— START PROVIDED TEXT —

You can also run it without installing:
pip install -r requirements.txt
python -m openbucket <bucket_url>usage: openbucket [-h] [--blacklist BLACKLIST] [--whitelist WHITELIST]
[--prefix PREFIX] [--threads THREADS] [--output OUTPUT]
[--timeout TIMEOUT] [--list-only] [--overwrite] [--refresh]
[--no-cache] [--cache-ttl HOURS] [--quiet] [--version]
bucket_url
positional arguments:
bucket_url URL of the bucket (listing endpoint)
options:
--blacklist BLACKLIST Comma-separated extensions to skip (e.g. jpg,png,mp4)
--whitelist, -w Download ONLY these extensions (e.g. pdf,csv)
--prefix, -p List only objects under this prefix (server-side)
--threads, -t Download threads (default: 10)

— END PROVIDED TEXT —
— START PROVIDED INFORMATION —

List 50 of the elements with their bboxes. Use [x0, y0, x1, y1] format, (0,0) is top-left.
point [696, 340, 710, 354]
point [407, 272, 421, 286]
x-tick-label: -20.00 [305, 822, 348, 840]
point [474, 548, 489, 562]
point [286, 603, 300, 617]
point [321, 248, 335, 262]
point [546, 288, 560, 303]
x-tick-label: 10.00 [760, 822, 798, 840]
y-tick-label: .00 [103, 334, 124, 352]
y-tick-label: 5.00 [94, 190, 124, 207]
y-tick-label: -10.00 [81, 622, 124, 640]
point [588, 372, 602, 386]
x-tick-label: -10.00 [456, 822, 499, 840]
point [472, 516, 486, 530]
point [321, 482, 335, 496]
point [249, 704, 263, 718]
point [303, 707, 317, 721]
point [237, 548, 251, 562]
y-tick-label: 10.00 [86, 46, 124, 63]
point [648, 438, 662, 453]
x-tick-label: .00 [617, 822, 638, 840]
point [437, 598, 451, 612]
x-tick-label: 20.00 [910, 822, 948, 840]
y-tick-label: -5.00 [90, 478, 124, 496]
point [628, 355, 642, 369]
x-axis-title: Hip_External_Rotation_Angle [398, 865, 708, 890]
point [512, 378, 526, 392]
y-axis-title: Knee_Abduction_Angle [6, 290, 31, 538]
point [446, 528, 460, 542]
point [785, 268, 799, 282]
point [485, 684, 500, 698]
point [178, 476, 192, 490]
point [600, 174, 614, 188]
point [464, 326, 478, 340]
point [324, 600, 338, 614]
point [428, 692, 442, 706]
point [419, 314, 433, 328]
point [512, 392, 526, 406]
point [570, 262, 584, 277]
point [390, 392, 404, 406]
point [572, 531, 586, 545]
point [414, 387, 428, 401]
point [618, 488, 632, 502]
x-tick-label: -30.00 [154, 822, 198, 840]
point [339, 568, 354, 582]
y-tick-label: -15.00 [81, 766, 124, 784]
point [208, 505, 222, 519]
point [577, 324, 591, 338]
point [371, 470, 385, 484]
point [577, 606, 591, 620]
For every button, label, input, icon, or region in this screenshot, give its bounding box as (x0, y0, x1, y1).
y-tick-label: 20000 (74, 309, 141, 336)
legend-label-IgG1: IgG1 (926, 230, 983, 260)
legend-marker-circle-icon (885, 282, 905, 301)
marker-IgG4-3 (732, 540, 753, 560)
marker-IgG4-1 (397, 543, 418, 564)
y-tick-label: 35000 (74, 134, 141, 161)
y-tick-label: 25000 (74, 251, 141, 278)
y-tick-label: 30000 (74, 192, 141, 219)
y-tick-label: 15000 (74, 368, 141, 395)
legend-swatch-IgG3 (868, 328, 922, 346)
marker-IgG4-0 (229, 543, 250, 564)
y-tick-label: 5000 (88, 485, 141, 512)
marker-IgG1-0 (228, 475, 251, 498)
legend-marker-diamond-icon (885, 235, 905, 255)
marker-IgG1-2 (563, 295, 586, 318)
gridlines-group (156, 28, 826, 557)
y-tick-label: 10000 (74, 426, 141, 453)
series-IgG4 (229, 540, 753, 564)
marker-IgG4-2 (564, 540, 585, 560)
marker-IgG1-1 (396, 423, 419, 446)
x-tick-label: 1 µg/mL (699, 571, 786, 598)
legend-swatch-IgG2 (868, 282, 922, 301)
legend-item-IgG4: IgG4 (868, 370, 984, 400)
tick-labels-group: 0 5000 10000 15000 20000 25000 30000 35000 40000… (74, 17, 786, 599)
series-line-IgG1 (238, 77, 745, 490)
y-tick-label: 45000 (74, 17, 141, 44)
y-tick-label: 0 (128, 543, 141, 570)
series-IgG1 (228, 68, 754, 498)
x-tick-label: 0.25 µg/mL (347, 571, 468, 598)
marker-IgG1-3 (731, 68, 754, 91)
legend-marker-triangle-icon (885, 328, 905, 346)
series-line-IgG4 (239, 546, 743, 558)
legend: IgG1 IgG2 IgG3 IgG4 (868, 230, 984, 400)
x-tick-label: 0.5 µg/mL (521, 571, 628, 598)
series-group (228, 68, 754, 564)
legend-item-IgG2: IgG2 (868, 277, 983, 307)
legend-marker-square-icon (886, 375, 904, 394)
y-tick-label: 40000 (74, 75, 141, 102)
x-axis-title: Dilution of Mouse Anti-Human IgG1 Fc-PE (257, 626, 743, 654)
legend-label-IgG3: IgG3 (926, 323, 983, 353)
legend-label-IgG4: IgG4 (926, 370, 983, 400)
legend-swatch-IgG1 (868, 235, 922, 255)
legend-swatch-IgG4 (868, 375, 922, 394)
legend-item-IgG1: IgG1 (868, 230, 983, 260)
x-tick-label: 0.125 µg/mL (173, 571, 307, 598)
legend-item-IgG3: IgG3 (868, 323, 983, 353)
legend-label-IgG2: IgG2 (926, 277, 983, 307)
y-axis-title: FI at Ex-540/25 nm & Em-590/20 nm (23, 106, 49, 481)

— END PROVIDED INFORMATION —

**OBJECTIVES:**
A. In the options section of the openbucket usage text, which options have a short form? Give each one with its short form.
B. Does the openbucket usage text support each statement? Answer yes or no for each, and quote the words that decide it.
(i) By default, files are downloaded with 10 threads.
(ii) The --prefix option filters objects on the client side.
(iii) The --blacklist option takes a comma-separated list of extensions to skip.
C. What does the positional argument bucket_url stand for in the openbucket usage text?
Rely only on the openbucket usage text for your answers.

**RESULTS OF THE TASKS:**
A. --whitelist (-w), --prefix (-p), --threads (-t)

B.
(i) Yes: "Download threads (default: 10)"
(ii) No: "List only objects under this prefix (server-side)"
(iii) Yes: "Comma-separated extensions to skip"

C. The URL of the bucket (listing endpoint).